** Exercise prompt **
Repeat the lines from the one containing "OCR this image." through the last line of the data, exactly, pictures omitted.

· · · ·

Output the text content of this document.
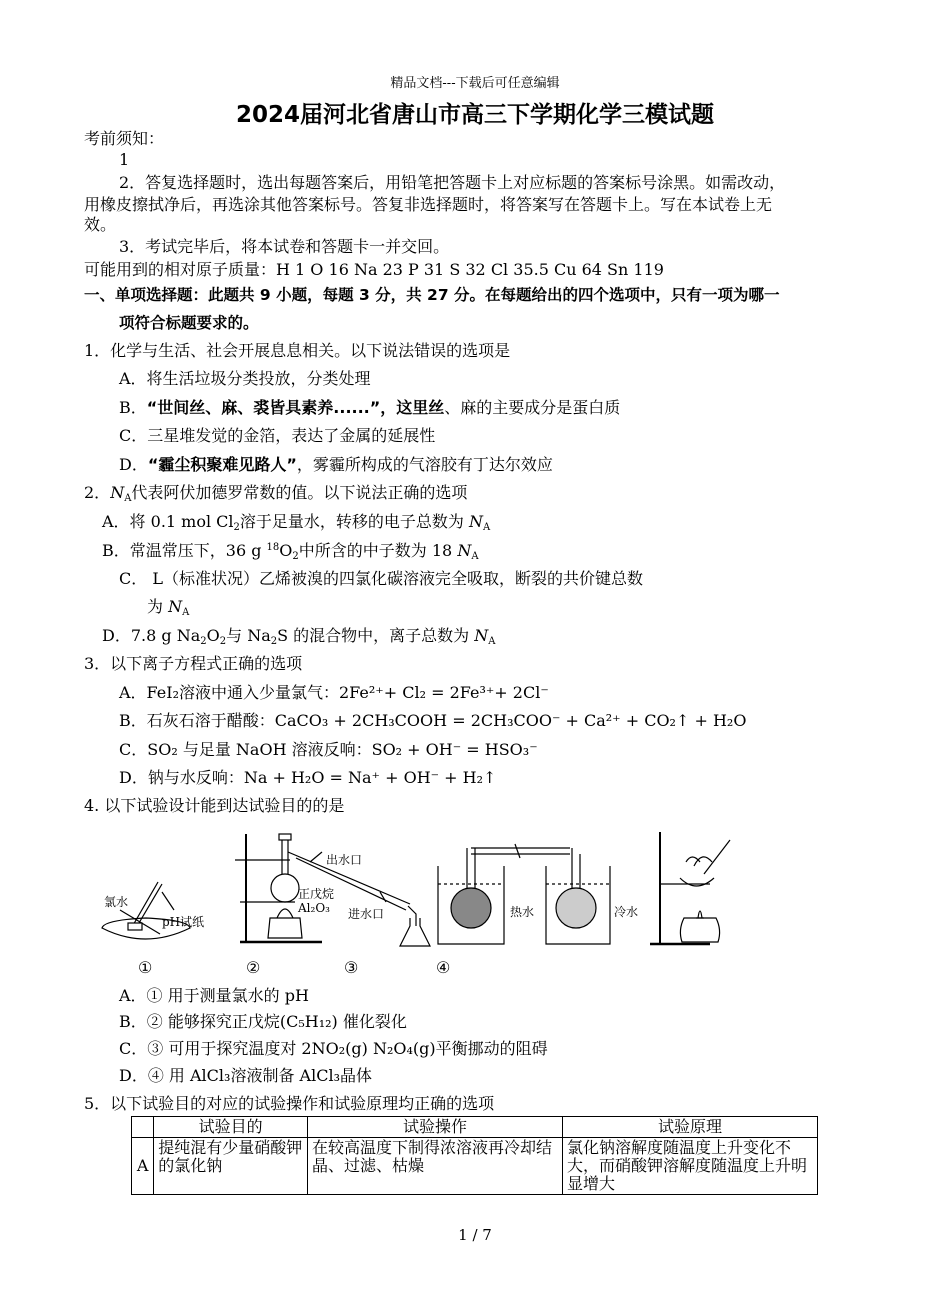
精品文档---下载后可任意编辑
2024届河北省唐山市高三下学期化学三模试题
考前须知：
1
2．答复选择题时，选出每题答案后，用铅笔把答题卡上对应标题的答案标号涂黑。如需改动，
用橡皮擦拭净后，再选涂其他答案标号。答复非选择题时，将答案写在答题卡上。写在本试卷上无
效。
3．考试完毕后，将本试卷和答题卡一并交回。
可能用到的相对原子质量：H 1 O 16 Na 23 P 31 S 32 Cl 35.5 Cu 64 Sn 119
一、单项选择题：此题共 9 小题，每题 3 分，共 27 分。在每题给出的四个选项中，只有一项为哪一
项符合标题要求的。
1．化学与生活、社会开展息息相关。以下说法错误的选项是
A．将生活垃圾分类投放，分类处理
B．“世间丝、麻、裘皆具素养......”，这里丝、麻的主要成分是蛋白质
C．三星堆发觉的金箔，表达了金属的延展性
D．“霾尘积聚难见路人”，雾霾所构成的气溶胶有丁达尔效应
2．$N_A$代表阿伏加德罗常数的值。以下说法正确的选项
A．将 0.1 mol $Cl_2$溶于足量水，转移的电子总数为 $N_A$
B．常温常压下，36 g $^{18}O_2$中所含的中子数为 18 $N_A$
C． L（标准状况）乙烯被溴的四氯化碳溶液完全吸取，断裂的共价键总数
为 $N_A$
D．7.8 g $Na_2O_2$与 $Na_2S$ 的混合物中，离子总数为 $N_A$
3．以下离子方程式正确的选项
A．FeI₂溶液中通入少量氯气：2Fe²⁺+ Cl₂ = 2Fe³⁺+ 2Cl⁻
B．石灰石溶于醋酸：CaCO₃ + 2CH₃COOH = 2CH₃COO⁻ + Ca²⁺ + CO₂↑ + H₂O
C．SO₂ 与足量 NaOH 溶液反响：SO₂ + OH⁻ = HSO₃⁻
D．钠与水反响：Na + H₂O = Na⁺ + OH⁻ + H₂↑
4. 以下试验设计能到达试验目的的是
氯水
pH试纸
出水口
正戊烷
Al₂O₃ 进水口	热水	冷水
①	②	③	④
A．① 用于测量氯水的 pH
B．② 能够探究正戊烷(C₅H₁₂) 催化裂化
C．③ 可用于探究温度对 2NO₂(g) N₂O₄(g)平衡挪动的阻碍
D．④ 用 AlCl₃溶液制备 AlCl₃晶体
5．以下试验目的对应的试验操作和试验原理均正确的选项
	试验目的	试验操作	试验原理
A	提纯混有少量硝酸钾的氯化钠	在较高温度下制得浓溶液再冷却结晶、过滤、枯燥	氯化钠溶解度随温度上升变化不大，而硝酸钾溶解度随温度上升明显增大
1 / 7
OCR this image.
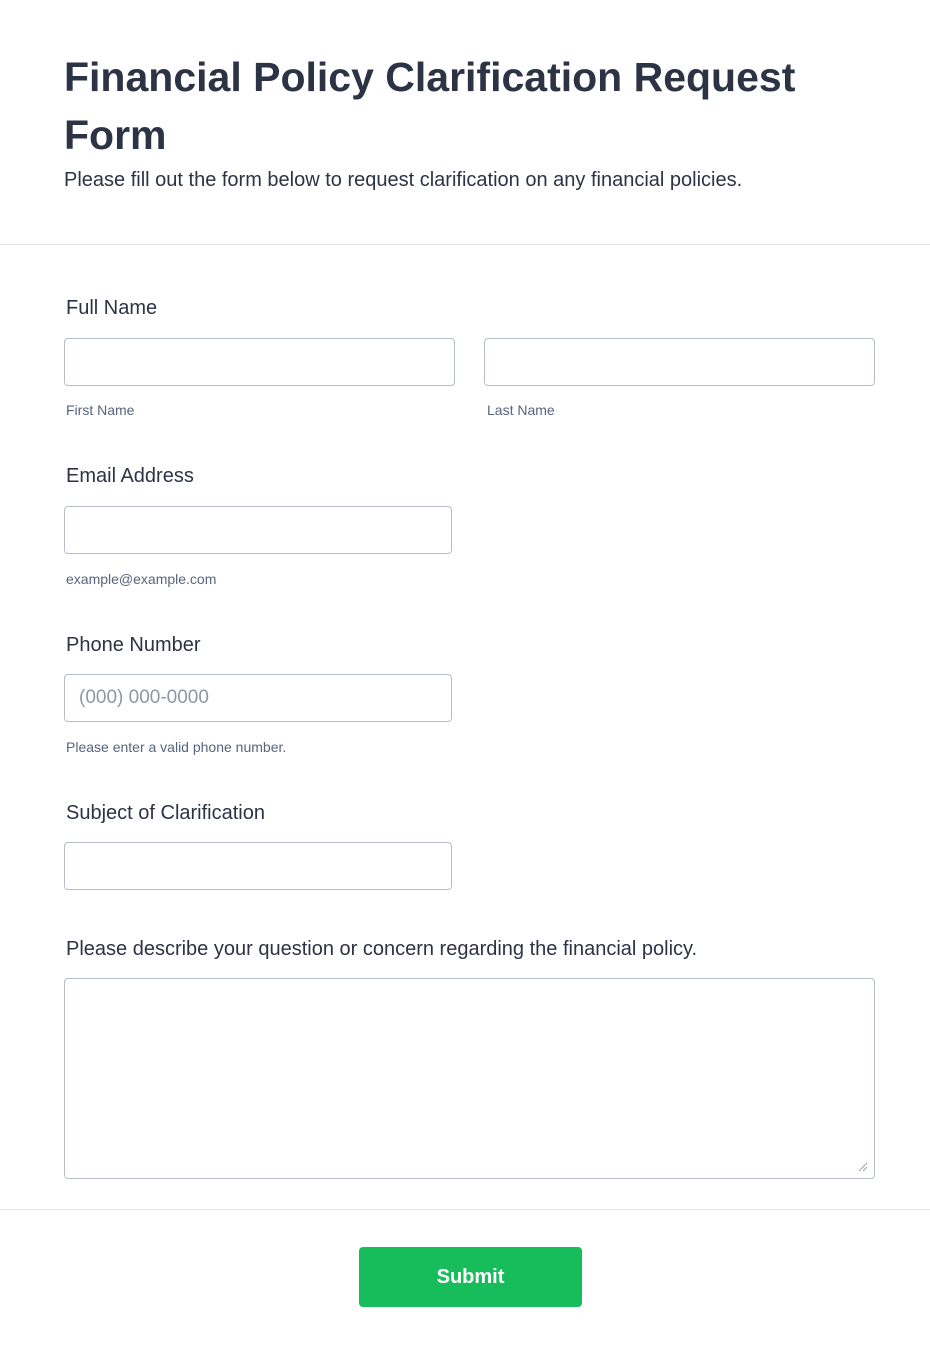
Financial Policy Clarification Request Form

Please fill out the form below to request clarification on any financial policies.

Full Name

First Name	Last Name

Email Address

example@example.com

Phone Number

(000) 000-0000

Please enter a valid phone number.

Subject of Clarification

Please describe your question or concern regarding the financial policy.

Submit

· · · ·

** Answer to this exercise **
OCR this image.
Financial Policy Clarification Request Form

Please fill out the form below to request clarification on any financial policies.

Full Name

First Name	Last Name

Email Address

example@example.com

Phone Number

(000) 000-0000

Please enter a valid phone number.

Subject of Clarification

Please describe your question or concern regarding the financial policy.

Submit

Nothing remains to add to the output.